- _PROVIDED PASSAGE_
________________

One nap? Ha. She's been on one nap since she was 11 months old at least, and she frequently doesn't nap at all. She has gone from 8:30 or 9 am to 7 pm without sleeping at all...and when she does that, she only sleeps for two hours and then gets up again and wants to play. Did I mention she's the energizer baby?

But...today, for the THIRD day in a row, she is napping at a reasonable time! 12:30 today instead of 12:45, which is absolutely amazing. That's a huge, huge victory...if I can count on her napping at a decent time, then at least I can count on having some sort of a break during the day. It's the nonstop from 9 am till evening and then all-night nursing that's really been out of control.

But last night she was up till 10:30, despite about two hours of nursing (with a break in-between because I couldn't take it anymore). I am seriously tempted to just let DH try to get her to sleep tonight.

I totally agree that it's normal and natural for a baby this age to want to fall asleep nursing, and I have no problem with doing it most of the time. It's the fact that I HAVE to do it ALL the time that's getting to me. I just want her to be ABLE to fall asleep some other way when she's really, really tired. Just occasionally. So I can get a break.

Anyway, thanks so much for all the support! It has really helped me to be able to vent here. I am so thrilled with the fact that she's napping right now. If anybody has any suggestions for getting her to sleep at a reasonable time at night, I am all ears. I actually wouldn't even mind nursing her to sleep every night if I could even just count on her to fall asleep at about the same time every night. Especially if I could count on her to stay asleep for a little while--three or four hours would be fine. Like 8 to midnight, that would be wonderful. Because then I could put her to sleep and leave her sleeping with a babysitter for a couple of hours while DH and I went out. Which would be absolute heaven. But right now anytime we want to go out in the evenings, we just have to accept the fact that she will be up, exhausted and crying and begging for night-night, until we get home. If I put her to bed before we leave, she'll wake up within half an hour after we're gone. If we keep her up, she'll be miserable and exhausted but unable to sleep. It just sucks.

Last night we were basically doing bedtime for about 4 hours, because we started bedtime routine at 6 pm and she wasn't asleep until 10:30...

________________

- _PROVIDED DATA_
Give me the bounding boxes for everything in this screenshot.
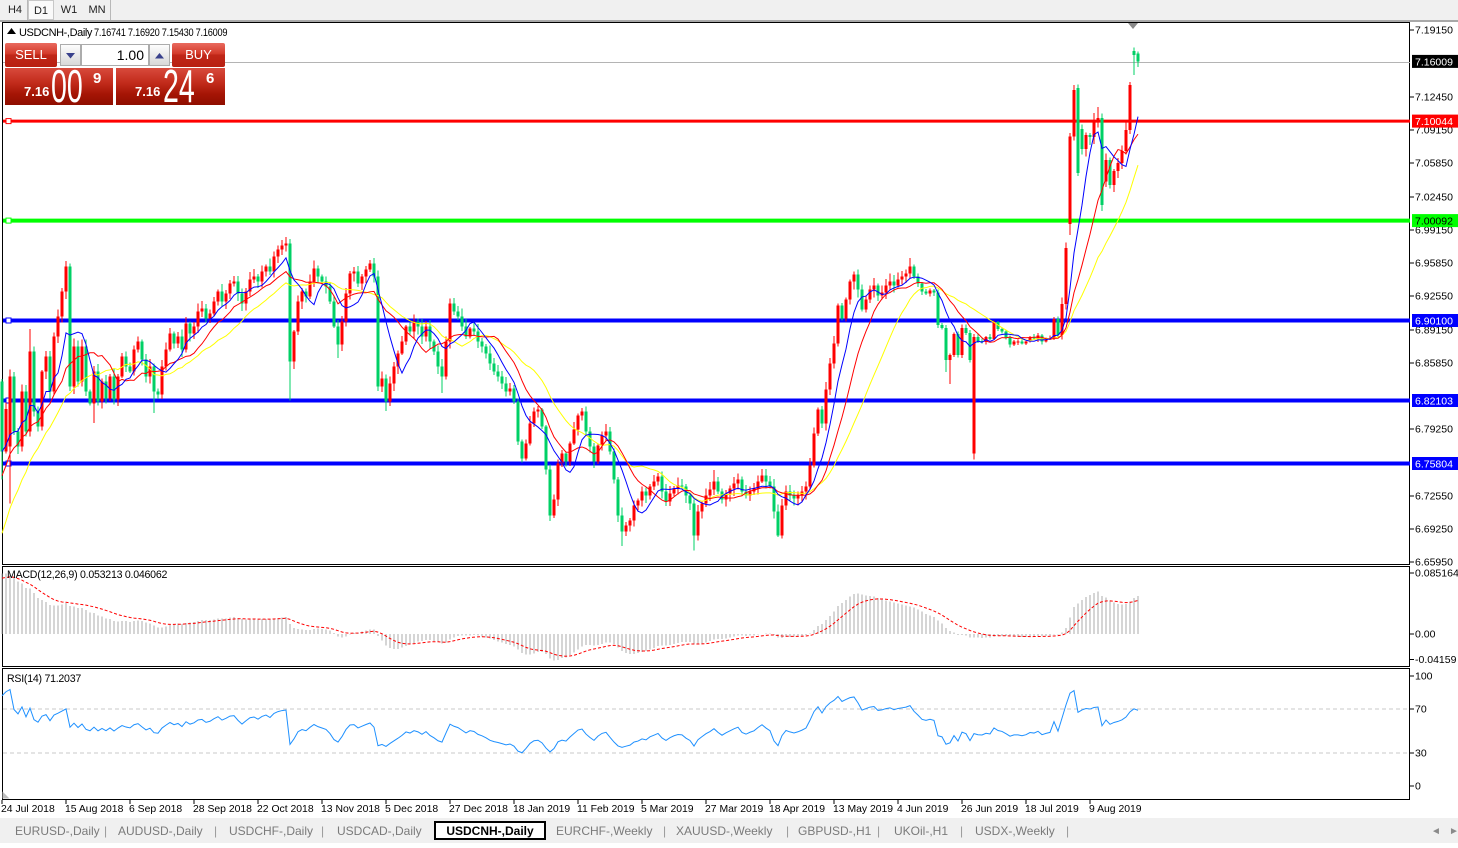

________________

- _REQUIRED WORK_
[1] According to the forum post, what time did the baby start napping today?
[2] Decide whether each statement agrees with the forum post, answering yes or no and quoting the deciding words.
(a) The baby has been on one nap since she was about 11 months old.
(b) The writer objects to nursing the baby to sleep most of the time.
(c) The bedtime routine last night began at 7 pm.
[3] Rewrite the forum post starting with "One nap? Ha." and going on through "out of control.", putting "tireless baby" in place of "energizer baby".

- _TASK ANSWERS_
[1] 12:30

[2]
(a) Yes: "She's been on one nap since she was 11 months old at least"
(b) No: "I have no problem with doing it most of the time"
(c) No: "we started bedtime routine at 6 pm"

[3]
One nap? Ha. She's been on one nap since she was 11 months old at least, and she frequently doesn't nap at all. She has gone from 8:30 or 9 am to 7 pm without sleeping at all...and when she does that, she only sleeps for two hours and then gets up again and wants to play. Did I mention she's the tireless baby?

But...today, for the THIRD day in a row, she is napping at a reasonable time! 12:30 today instead of 12:45, which is absolutely amazing. That's a huge, huge victory...if I can count on her napping at a decent time, then at least I can count on having some sort of a break during the day. It's the nonstop from 9 am till evening and then all-night nursing that's really been out of control.